Consigne écrite a – Résumez l'extrait à lire en deux phrases.

+ + + + + + +

2. De profondes divergences d'appréciation

Le présent paragraphe se propose d'examiner la position des Etats membres, hormis celle de la France qui fait l'objet d'une analyse plus détaillée.

La réaction générale que suscitent ces propositions de réformes est globalement négative. Néanmoins, si certains Etats les ont rejetées catégoriquement, d'autres ne se sont pas prononcés officiellement, ou n'ont pas émis d'avis sur toutes les propositions de la Commission.

Aussi la mission d'information, tout en procédant à un examen approfondi des déclarations de chaque Etat, a surtout cherché à dégager des orientations générales.

A ce stade de l'analyse, et à moins de quinze jours du sommet Européen de Cardiff, les positions des Etats Européens peuvent faire l'objet d'une répartition -quelque peu simplificatrice, mais nécessaire pour la clarté de notre présentation- en quatre groupes.

Ces positions sont le reflet des contacts pris par la mission sénatoriale lors de ses différents déplacements, ainsi que des informations qu'elle a pu recueillir dans la presse française et étrangère.

La première catégorie de pays regroupe les pays globalement favorables au contenu de la réforme . Ces Etats souhaitent d'ailleurs que la Commission aille plus loin dans la baisse générale des prix. Il s'agit du Royaume-Uni, de la Suède et du Danemark.

La deuxième catégorie comprend les Etats, qui tout en étant plutôt favorables au " Paquet Santer " et aux propositions de la Commission sur la PAC, souhaitent certaines modifications (Pays Bas, Autriche).

La troisième catégorie réunit les pays qui souhaitent utiliser ces négociations pour améliorer leur situation. Alors qu'ils s'étaient fortement opposés à la réforme de la PAC en 1992, ou qu'ils estiment ne pas en avoir véritablement profité, les Etats ne veulent ni rejeter les propositions de la Commission ni les accepter. Ils désirent, sur des domaines très ponctuels et très précis, une amélioration de leur traitement . On pourrait qualifier cette démarche de pragmatique : la Grèce et l'Italie ont adopté cette position.

La quatrième et dernière catégorie rassemble les Etats opposés aux propositions de la Commission : ces pays ne proposent pas pour autant de projet alternatif, mais souhaitent des modifications substantielles au texte présenté. Ce groupe est le plus nombreux : il rassemble notamment la France, l'Allemagne, l'Espagne, le Portugal et l'Irlande.

a) Une " bonne réforme " à accentuer

Le Royaume-Uni, la Suède et le Danemark jugent que les propositions de la Commission vont dans le " bon sens ", même s'ils souhaitent généralement une accentuation du dispositif. Ces Etats estiment que l'Union Européenne doit aller plus loin et plus vite, en mettant en place des aides dégressives et temporaires.

+ + + + + + +

Consigne écrite b – Convertissez en liste numérotée les lignes des données, depuis la toute première ligne des données jusqu'à la ligne contenant "rubber-band-label: 橡皮筋 — [270, 205, 299, 216]", celle-ci incluse. Laissez de côté les lignes vides.

+ + + + + + +

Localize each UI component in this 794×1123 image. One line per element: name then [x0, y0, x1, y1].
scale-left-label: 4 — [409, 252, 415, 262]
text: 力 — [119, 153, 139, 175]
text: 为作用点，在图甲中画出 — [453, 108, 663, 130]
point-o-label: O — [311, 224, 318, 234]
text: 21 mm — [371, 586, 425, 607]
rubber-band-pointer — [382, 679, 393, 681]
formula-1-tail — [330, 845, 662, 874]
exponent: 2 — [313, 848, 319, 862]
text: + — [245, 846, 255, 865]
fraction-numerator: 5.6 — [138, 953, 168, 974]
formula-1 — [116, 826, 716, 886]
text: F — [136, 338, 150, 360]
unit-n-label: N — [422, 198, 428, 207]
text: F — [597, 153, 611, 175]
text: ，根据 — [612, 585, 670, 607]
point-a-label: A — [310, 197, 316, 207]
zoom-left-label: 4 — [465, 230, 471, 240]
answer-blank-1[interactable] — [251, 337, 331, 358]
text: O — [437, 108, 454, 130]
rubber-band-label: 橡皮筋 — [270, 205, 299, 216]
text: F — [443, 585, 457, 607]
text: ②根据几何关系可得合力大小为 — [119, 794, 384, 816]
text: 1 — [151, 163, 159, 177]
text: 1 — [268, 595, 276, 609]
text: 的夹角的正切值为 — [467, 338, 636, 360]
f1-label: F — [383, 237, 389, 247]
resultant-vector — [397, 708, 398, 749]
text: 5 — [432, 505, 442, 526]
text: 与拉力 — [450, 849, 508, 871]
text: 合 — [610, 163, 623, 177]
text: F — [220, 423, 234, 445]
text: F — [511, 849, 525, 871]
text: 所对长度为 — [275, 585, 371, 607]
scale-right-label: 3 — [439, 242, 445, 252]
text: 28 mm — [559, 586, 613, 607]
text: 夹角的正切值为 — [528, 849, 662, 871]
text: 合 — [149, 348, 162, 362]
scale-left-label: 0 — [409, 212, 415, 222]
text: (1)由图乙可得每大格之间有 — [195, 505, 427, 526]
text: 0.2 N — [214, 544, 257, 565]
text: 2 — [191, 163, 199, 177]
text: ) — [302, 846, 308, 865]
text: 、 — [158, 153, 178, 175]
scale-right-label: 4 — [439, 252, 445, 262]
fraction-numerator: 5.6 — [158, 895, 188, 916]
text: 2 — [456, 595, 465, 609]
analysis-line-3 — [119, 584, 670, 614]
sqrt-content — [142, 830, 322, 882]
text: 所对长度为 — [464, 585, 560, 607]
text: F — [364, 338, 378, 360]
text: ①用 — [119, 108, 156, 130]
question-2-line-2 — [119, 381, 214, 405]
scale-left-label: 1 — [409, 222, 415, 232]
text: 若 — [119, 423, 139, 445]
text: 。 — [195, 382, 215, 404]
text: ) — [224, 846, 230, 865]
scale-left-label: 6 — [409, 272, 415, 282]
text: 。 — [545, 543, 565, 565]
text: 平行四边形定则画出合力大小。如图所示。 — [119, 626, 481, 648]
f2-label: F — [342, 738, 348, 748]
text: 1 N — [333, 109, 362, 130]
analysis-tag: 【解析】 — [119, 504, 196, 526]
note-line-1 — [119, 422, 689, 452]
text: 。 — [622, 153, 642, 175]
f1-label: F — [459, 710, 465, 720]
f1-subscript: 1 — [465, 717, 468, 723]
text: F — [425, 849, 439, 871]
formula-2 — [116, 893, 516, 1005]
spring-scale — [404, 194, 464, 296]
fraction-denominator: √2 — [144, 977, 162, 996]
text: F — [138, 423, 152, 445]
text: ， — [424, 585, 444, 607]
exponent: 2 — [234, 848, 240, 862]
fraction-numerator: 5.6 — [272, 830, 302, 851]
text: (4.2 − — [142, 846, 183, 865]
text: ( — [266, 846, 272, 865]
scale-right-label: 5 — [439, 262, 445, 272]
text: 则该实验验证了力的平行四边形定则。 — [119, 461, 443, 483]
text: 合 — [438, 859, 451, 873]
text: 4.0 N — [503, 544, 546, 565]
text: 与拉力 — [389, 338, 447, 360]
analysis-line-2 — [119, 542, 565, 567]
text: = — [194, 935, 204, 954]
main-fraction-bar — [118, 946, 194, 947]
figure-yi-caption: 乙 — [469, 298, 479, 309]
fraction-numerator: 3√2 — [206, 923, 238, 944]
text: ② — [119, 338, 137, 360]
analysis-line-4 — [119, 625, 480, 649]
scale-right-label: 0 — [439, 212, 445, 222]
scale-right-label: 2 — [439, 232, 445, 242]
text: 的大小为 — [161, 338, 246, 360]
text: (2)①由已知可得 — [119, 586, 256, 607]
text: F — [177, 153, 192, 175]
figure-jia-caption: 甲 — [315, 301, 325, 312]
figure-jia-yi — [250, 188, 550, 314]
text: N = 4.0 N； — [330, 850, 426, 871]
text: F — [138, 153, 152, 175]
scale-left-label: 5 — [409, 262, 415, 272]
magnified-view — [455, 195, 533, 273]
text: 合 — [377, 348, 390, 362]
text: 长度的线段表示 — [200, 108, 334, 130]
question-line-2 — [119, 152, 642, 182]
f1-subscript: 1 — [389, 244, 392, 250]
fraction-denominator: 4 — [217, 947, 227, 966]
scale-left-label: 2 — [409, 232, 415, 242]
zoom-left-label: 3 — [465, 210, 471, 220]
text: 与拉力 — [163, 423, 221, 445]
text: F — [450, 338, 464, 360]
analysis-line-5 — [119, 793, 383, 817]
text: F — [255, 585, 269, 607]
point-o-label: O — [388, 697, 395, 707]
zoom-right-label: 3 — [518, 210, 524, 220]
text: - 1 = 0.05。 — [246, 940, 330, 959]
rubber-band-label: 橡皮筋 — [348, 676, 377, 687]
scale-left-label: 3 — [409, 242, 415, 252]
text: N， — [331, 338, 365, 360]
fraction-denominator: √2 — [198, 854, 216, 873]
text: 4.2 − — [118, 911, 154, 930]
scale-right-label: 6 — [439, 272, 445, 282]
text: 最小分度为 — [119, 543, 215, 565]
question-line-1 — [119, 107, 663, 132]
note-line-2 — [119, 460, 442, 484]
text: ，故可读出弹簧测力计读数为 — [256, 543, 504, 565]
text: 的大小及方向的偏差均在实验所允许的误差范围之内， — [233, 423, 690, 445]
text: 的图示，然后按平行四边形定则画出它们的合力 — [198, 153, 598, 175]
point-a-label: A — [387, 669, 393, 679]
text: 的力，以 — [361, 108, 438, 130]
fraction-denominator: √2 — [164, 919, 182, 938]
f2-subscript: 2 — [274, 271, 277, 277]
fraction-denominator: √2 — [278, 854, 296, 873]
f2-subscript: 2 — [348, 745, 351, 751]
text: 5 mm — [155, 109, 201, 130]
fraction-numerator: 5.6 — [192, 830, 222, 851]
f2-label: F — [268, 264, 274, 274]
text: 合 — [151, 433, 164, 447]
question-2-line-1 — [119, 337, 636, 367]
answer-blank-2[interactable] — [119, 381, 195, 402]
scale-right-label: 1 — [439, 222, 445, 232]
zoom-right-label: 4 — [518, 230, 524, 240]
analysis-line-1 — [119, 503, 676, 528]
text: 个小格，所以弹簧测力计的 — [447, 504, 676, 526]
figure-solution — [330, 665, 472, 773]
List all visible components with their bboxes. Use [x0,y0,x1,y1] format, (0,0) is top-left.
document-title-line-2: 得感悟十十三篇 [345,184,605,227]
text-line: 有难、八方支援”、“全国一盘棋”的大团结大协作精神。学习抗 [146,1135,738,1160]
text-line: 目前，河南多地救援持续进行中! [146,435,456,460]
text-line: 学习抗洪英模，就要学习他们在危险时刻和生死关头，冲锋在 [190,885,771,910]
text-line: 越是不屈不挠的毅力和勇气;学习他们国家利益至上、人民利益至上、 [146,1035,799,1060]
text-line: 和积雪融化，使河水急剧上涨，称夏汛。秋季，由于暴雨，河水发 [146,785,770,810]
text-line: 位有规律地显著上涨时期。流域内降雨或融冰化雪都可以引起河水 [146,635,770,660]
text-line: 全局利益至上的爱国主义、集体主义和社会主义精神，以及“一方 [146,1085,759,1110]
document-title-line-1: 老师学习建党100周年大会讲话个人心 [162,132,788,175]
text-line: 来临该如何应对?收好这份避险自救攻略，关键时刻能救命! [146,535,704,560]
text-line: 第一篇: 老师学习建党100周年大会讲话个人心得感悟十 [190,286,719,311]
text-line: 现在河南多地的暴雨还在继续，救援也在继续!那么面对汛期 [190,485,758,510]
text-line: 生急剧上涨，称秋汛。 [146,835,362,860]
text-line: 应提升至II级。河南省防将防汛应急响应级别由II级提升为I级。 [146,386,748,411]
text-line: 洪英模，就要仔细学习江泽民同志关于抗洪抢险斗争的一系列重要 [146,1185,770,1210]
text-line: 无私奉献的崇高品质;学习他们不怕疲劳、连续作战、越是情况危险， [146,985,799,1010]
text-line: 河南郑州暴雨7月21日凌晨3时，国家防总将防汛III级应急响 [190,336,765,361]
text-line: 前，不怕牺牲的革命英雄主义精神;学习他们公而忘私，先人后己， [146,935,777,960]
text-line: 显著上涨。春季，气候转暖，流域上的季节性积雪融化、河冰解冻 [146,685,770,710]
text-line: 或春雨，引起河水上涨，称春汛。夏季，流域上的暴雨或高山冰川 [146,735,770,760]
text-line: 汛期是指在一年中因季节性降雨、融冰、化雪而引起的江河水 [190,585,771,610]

+ + + + + + +

Résultat attendu a – L'extrait examine la position des États membres, hormis la France, sur les propositions de réforme de la Commission, qui suscitent une réaction globalement négative. Il répartit ces États en quatre groupes : les pays favorables qui veulent aller plus loin (Royaume-Uni, Suède, Danemark), ceux plutôt favorables mais souhaitant des modifications (Pays-Bas, Autriche), ceux qui cherchent à améliorer leur traitement sur des points précis (Grèce, Italie), et enfin les opposants, groupe le plus nombreux, qui comprend notamment la France, l'Allemagne, l'Espagne, le Portugal et l'Irlande.

Résultat attendu b –
1. Localize each UI component in this 794×1123 image. One line per element: name then [x0, y0, x1, y1].
2. scale-left-label: 4 — [409, 252, 415, 262]
3. text: 力 — [119, 153, 139, 175]
4. text: 为作用点，在图甲中画出 — [453, 108, 663, 130]
5. point-o-label: O — [311, 224, 318, 234]
6. text: 21 mm — [371, 586, 425, 607]
7. rubber-band-pointer — [382, 679, 393, 681]
8. formula-1-tail — [330, 845, 662, 874]
9. exponent: 2 — [313, 848, 319, 862]
10. text: + — [245, 846, 255, 865]
11. fraction-numerator: 5.6 — [138, 953, 168, 974]
12. formula-1 — [116, 826, 716, 886]
13. text: F — [136, 338, 150, 360]
14. unit-n-label: N — [422, 198, 428, 207]
15. text: F — [597, 153, 611, 175]
16. text: ，根据 — [612, 585, 670, 607]
17. point-a-label: A — [310, 197, 316, 207]
18. zoom-left-label: 4 — [465, 230, 471, 240]
19. answer-blank-1[interactable] — [251, 337, 331, 358]
20. text: O — [437, 108, 454, 130]
21. rubber-band-label: 橡皮筋 — [270, 205, 299, 216]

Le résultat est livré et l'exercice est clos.